Pick out the lines below with "RMSf" and list them.
======== DATA TO USE
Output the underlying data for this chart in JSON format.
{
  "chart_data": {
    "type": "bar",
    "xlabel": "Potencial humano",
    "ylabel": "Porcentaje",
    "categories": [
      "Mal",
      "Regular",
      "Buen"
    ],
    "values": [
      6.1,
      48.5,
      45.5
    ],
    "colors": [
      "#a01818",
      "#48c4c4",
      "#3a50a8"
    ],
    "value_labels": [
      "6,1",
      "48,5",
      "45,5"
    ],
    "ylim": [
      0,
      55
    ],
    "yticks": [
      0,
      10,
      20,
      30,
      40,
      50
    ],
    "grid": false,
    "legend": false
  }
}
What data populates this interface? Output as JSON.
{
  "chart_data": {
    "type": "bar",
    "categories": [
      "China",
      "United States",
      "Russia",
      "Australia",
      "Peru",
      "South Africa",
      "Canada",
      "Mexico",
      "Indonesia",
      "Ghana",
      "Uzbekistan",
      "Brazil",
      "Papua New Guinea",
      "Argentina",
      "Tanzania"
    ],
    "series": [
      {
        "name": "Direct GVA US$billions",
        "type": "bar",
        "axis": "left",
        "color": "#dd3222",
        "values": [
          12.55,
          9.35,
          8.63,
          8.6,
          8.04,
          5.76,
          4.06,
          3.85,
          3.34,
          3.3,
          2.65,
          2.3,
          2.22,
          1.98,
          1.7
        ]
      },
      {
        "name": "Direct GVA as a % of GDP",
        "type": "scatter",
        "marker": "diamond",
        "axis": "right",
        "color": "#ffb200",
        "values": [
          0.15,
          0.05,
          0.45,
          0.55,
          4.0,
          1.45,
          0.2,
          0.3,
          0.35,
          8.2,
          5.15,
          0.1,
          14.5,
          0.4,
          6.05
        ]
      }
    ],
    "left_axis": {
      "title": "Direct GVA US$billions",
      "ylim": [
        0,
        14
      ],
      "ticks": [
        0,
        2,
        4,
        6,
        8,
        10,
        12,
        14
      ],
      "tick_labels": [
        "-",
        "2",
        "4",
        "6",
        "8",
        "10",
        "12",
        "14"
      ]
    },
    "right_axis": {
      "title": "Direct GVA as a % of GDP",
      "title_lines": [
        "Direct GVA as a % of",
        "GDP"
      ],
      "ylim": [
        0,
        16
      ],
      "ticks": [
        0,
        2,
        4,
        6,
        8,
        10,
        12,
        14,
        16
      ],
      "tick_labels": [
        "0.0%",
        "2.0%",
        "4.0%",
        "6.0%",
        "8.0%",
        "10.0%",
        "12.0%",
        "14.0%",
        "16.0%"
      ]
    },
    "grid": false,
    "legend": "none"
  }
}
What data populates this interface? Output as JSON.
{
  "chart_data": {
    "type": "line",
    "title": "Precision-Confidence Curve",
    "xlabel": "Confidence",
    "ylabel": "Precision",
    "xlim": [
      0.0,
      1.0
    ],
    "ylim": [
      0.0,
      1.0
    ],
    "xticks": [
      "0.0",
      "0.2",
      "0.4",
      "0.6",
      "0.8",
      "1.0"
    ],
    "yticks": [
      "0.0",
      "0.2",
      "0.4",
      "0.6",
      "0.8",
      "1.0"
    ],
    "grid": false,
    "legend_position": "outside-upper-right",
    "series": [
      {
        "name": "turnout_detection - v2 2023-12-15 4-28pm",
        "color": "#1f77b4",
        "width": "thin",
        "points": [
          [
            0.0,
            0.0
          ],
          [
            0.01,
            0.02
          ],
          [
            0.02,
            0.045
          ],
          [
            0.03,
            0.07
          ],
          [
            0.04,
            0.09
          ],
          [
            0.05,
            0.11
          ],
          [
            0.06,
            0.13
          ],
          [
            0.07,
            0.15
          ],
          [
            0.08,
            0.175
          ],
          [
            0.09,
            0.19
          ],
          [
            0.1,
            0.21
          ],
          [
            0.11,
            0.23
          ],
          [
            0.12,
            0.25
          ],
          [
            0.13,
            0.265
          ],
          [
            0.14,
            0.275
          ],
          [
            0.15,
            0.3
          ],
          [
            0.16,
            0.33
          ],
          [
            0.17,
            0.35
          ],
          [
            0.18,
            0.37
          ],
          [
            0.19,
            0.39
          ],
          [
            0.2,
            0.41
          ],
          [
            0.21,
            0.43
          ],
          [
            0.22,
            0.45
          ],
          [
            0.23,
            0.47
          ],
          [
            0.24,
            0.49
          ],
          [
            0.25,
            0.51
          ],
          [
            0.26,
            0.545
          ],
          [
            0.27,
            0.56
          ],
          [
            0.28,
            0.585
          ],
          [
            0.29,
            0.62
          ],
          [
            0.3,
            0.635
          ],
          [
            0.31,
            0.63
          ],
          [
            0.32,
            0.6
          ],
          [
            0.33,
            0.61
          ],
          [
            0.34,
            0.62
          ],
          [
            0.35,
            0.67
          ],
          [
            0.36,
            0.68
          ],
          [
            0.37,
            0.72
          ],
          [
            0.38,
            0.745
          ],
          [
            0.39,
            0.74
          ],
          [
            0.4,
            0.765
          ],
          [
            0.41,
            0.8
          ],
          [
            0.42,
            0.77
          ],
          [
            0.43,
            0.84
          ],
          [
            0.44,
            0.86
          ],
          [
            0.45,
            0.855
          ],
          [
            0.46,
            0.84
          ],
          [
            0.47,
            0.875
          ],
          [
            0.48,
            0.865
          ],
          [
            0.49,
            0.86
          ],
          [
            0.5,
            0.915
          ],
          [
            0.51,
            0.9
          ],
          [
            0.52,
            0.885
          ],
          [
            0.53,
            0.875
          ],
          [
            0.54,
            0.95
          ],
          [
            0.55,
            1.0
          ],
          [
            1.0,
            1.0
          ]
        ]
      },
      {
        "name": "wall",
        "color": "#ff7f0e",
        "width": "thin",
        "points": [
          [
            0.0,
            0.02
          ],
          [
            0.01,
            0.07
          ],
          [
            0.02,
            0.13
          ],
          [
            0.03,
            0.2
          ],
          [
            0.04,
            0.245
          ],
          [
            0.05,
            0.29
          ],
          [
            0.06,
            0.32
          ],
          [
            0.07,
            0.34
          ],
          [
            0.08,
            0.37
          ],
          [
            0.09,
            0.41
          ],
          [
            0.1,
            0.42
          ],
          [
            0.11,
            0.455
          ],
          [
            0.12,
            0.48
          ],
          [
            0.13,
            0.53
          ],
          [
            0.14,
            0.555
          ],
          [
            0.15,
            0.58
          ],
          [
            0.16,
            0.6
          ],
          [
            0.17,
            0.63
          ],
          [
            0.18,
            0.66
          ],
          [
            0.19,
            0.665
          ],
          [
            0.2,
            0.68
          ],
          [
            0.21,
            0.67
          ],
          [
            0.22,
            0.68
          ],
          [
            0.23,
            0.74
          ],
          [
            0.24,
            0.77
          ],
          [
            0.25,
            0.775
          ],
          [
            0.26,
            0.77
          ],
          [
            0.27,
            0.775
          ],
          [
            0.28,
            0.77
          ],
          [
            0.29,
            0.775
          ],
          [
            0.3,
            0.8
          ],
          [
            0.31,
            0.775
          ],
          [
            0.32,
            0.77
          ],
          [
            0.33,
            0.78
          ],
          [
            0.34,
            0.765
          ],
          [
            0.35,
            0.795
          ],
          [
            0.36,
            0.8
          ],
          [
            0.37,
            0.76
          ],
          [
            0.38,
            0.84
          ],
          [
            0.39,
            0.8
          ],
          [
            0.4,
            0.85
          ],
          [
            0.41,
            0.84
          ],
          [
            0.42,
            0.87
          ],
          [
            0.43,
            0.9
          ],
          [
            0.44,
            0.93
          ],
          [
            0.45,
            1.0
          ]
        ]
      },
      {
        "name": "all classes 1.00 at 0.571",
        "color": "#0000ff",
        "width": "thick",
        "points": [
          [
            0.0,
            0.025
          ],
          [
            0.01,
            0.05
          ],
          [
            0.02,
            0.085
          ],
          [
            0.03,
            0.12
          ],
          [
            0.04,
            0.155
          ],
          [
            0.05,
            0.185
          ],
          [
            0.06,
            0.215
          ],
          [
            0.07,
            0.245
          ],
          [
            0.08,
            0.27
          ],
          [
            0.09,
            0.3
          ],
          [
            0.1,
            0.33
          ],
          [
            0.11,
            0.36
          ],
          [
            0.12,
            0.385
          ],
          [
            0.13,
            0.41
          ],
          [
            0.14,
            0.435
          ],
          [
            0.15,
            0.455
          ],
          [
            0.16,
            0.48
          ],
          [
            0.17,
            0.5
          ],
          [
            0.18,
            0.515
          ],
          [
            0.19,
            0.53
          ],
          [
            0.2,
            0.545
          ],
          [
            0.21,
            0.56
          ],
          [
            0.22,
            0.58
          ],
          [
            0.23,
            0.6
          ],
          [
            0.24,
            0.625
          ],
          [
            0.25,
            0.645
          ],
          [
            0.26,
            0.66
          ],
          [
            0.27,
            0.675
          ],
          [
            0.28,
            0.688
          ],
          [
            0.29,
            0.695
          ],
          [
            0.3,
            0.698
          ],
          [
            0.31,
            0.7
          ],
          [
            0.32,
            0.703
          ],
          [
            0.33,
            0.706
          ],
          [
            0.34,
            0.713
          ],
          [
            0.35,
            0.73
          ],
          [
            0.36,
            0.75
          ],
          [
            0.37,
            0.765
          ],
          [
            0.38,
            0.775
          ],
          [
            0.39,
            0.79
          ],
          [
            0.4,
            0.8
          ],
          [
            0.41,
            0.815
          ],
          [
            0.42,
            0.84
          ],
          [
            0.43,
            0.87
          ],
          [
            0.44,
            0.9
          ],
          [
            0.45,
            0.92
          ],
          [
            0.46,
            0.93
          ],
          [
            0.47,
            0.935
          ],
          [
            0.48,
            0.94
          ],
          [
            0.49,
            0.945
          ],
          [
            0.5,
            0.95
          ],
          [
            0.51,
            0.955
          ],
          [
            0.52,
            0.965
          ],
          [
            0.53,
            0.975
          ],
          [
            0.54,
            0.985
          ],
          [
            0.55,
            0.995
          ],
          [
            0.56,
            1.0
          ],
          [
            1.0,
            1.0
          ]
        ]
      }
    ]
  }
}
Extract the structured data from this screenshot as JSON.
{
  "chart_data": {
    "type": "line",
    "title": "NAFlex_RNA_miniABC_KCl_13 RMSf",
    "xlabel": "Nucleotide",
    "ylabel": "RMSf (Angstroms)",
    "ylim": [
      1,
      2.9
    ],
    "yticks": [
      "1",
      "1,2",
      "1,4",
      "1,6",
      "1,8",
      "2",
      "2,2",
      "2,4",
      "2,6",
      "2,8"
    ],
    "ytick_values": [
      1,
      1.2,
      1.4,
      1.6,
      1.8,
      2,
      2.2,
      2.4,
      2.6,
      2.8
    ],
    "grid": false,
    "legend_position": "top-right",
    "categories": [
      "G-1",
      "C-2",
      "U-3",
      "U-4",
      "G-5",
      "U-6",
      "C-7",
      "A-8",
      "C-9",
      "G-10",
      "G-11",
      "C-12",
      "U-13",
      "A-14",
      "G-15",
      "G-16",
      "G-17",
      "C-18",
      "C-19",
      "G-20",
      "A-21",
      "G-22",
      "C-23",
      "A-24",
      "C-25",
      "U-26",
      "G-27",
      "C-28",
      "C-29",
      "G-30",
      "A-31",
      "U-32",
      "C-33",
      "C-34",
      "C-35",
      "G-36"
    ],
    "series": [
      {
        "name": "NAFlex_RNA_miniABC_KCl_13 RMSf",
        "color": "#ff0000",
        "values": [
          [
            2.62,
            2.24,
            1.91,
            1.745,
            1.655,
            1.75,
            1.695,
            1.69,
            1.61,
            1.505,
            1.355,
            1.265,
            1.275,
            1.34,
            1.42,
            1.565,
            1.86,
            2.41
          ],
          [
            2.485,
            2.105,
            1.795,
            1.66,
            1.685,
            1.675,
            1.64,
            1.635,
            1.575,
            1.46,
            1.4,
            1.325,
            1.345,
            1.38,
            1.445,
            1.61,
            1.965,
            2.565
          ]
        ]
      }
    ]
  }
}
================
• EXPECTED ANSWER:
    "title": "NAFlex_RNA_miniABC_KCl_13 RMSf",
    "ylabel": "RMSf (Angstroms)",
        "name": "NAFlex_RNA_miniABC_KCl_13 RMSf",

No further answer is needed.